- WRITTEN REQUEST: Gather every line from the entries below that includes "screenshot".

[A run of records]
──────────

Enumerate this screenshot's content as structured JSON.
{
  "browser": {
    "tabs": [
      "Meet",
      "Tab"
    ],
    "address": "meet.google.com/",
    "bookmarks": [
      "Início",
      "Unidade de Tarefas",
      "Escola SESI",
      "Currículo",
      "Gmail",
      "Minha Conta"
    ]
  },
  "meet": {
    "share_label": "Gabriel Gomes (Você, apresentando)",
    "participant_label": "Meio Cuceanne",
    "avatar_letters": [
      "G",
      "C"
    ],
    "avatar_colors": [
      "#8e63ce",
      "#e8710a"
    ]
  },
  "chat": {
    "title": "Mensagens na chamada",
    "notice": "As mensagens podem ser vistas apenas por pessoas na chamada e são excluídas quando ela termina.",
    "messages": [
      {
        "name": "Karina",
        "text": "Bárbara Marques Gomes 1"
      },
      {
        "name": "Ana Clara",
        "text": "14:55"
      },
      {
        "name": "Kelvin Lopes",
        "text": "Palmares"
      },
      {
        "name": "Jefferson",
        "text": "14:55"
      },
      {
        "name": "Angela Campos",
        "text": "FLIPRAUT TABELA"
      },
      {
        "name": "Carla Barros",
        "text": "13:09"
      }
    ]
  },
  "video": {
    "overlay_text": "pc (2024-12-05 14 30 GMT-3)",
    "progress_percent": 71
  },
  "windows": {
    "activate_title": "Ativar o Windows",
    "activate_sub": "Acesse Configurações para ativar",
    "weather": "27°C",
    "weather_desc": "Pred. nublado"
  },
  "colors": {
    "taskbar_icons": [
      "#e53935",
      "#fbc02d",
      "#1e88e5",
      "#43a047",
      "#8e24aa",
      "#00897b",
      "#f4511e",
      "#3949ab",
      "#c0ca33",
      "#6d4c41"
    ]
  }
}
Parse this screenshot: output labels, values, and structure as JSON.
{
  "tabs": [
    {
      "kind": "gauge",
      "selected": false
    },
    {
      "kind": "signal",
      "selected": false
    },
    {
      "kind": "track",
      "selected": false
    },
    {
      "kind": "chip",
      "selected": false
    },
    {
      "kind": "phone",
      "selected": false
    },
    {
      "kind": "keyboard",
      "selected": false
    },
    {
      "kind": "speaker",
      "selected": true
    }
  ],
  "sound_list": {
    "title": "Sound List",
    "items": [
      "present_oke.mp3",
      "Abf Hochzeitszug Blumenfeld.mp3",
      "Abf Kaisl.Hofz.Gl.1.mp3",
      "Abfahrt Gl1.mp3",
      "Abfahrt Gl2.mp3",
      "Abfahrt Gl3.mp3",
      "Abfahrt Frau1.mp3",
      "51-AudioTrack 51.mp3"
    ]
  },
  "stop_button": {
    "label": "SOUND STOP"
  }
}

──────────

- OUTPUT FOR THIS EXERCISE:
Enumerate this screenshot's content as structured JSON.
Parse this screenshot: output labels, values, and structure as JSON.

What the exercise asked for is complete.